• **TASK REQUIREMENTS**
Rewrite every line of the material with "colorbar-band" swapped for "colorbar-segment" and nothing else changed. Omit the pictures from your answer.

Layout region records:
^^^^^^^^

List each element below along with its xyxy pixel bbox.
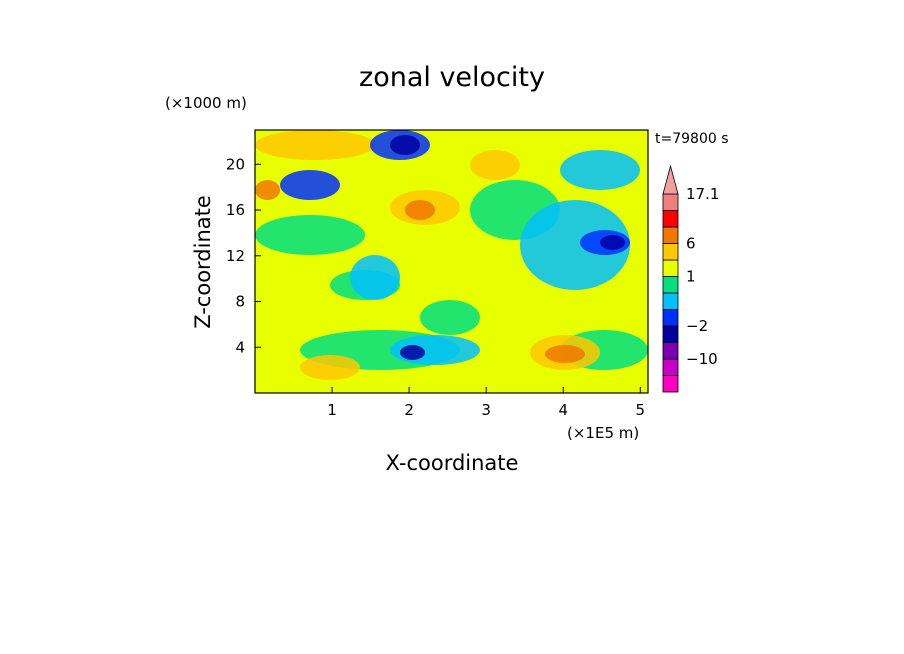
field-patch	[300, 355, 360, 380]
x-axis: 1 2 3 4 5	[327, 387, 645, 419]
colorbar-band	[662, 358, 679, 376]
time-label: t=79800 s	[655, 131, 729, 147]
colorbar-band	[662, 193, 679, 211]
colorbar-band	[662, 210, 679, 228]
x-tick-label: 4	[558, 401, 568, 419]
colorbar-band	[662, 243, 679, 261]
field-patch	[255, 180, 280, 200]
colorbar-band	[662, 342, 679, 360]
y-tick-label: 12	[226, 247, 245, 265]
y-axis-label: Z-coordinate	[191, 195, 215, 329]
x-tick-label: 1	[327, 401, 337, 419]
chart-title: zonal velocity	[359, 62, 545, 93]
y-tick-label: 8	[235, 293, 245, 311]
field-patches	[255, 130, 648, 380]
y-tick-label: 4	[235, 338, 245, 356]
y-tick-label: 20	[226, 155, 245, 173]
colorbar-band	[662, 276, 679, 294]
field-patch	[390, 135, 420, 155]
colorbar-label: 17.1	[686, 185, 719, 203]
y-tick-label: 16	[226, 201, 245, 219]
field-patch	[350, 255, 400, 300]
x-unit-label: (×1E5 m)	[567, 424, 639, 442]
x-tick-label: 3	[481, 401, 491, 419]
x-tick-label: 5	[636, 401, 646, 419]
field-patch	[255, 215, 365, 255]
colorbar-label: 1	[686, 268, 696, 286]
y-axis: 4 8 12 16 20	[226, 155, 261, 356]
colorbar-label: −10	[686, 350, 718, 368]
y-unit-label: (×1000 m)	[165, 94, 247, 112]
colorbar-label: 6	[686, 235, 696, 253]
field-patch	[560, 150, 640, 190]
colorbar-label: −2	[686, 317, 708, 335]
field-patch	[280, 170, 340, 200]
colorbar-band	[662, 226, 679, 244]
colorbar-extend-arrow	[662, 164, 679, 195]
colorbar-band	[662, 292, 679, 310]
colorbar-band	[662, 325, 679, 343]
field-patch	[405, 200, 435, 220]
field-patch	[545, 345, 585, 363]
field-patch	[600, 235, 625, 250]
colorbar-band	[662, 375, 679, 393]
field-patch	[470, 150, 520, 180]
field-patch	[255, 130, 375, 160]
field-patch	[420, 300, 480, 335]
field-patch	[520, 200, 630, 290]
colorbar-band	[662, 309, 679, 327]
heatmap-field	[254, 129, 649, 394]
colorbar-band	[662, 259, 679, 277]
plot-frame	[254, 129, 649, 394]
colorbar: 17.1 6 1 −2 −10	[662, 164, 719, 393]
field-patch	[400, 345, 425, 360]
x-axis-label: X-coordinate	[386, 451, 519, 475]
x-tick-label: 2	[404, 401, 414, 419]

^^^^^^^^

• **COMPLETED TASK**
List each element below along with its xyxy pixel bbox.
field-patch	[300, 355, 360, 380]
x-axis: 1 2 3 4 5	[327, 387, 645, 419]
colorbar-segment	[662, 358, 679, 376]
time-label: t=79800 s	[655, 131, 729, 147]
colorbar-segment	[662, 193, 679, 211]
colorbar-segment	[662, 210, 679, 228]
x-tick-label: 4	[558, 401, 568, 419]
colorbar-segment	[662, 243, 679, 261]
field-patch	[255, 180, 280, 200]
colorbar-segment	[662, 342, 679, 360]
y-tick-label: 12	[226, 247, 245, 265]
y-axis-label: Z-coordinate	[191, 195, 215, 329]
x-tick-label: 1	[327, 401, 337, 419]
chart-title: zonal velocity	[359, 62, 545, 93]
y-tick-label: 8	[235, 293, 245, 311]
field-patches	[255, 130, 648, 380]
y-tick-label: 4	[235, 338, 245, 356]
y-tick-label: 20	[226, 155, 245, 173]
colorbar-segment	[662, 276, 679, 294]
field-patch	[390, 135, 420, 155]
colorbar-label: 17.1	[686, 185, 719, 203]
y-tick-label: 16	[226, 201, 245, 219]
field-patch	[350, 255, 400, 300]
x-unit-label: (×1E5 m)	[567, 424, 639, 442]
x-tick-label: 3	[481, 401, 491, 419]
x-tick-label: 5	[636, 401, 646, 419]
field-patch	[255, 215, 365, 255]
colorbar-label: 1	[686, 268, 696, 286]
y-axis: 4 8 12 16 20	[226, 155, 261, 356]
colorbar-label: −10	[686, 350, 718, 368]
y-unit-label: (×1000 m)	[165, 94, 247, 112]
colorbar-label: 6	[686, 235, 696, 253]
field-patch	[560, 150, 640, 190]
colorbar-label: −2	[686, 317, 708, 335]
field-patch	[280, 170, 340, 200]
colorbar-segment	[662, 226, 679, 244]
colorbar-extend-arrow	[662, 164, 679, 195]
colorbar-segment	[662, 292, 679, 310]
colorbar-segment	[662, 325, 679, 343]
field-patch	[405, 200, 435, 220]
field-patch	[545, 345, 585, 363]
field-patch	[600, 235, 625, 250]
colorbar-segment	[662, 375, 679, 393]
field-patch	[470, 150, 520, 180]
field-patch	[255, 130, 375, 160]
field-patch	[420, 300, 480, 335]
field-patch	[520, 200, 630, 290]
colorbar-segment	[662, 309, 679, 327]
heatmap-field	[254, 129, 649, 394]
colorbar-segment	[662, 259, 679, 277]
plot-frame	[254, 129, 649, 394]
colorbar: 17.1 6 1 −2 −10	[662, 164, 719, 393]
field-patch	[400, 345, 425, 360]
x-axis-label: X-coordinate	[386, 451, 519, 475]
x-tick-label: 2	[404, 401, 414, 419]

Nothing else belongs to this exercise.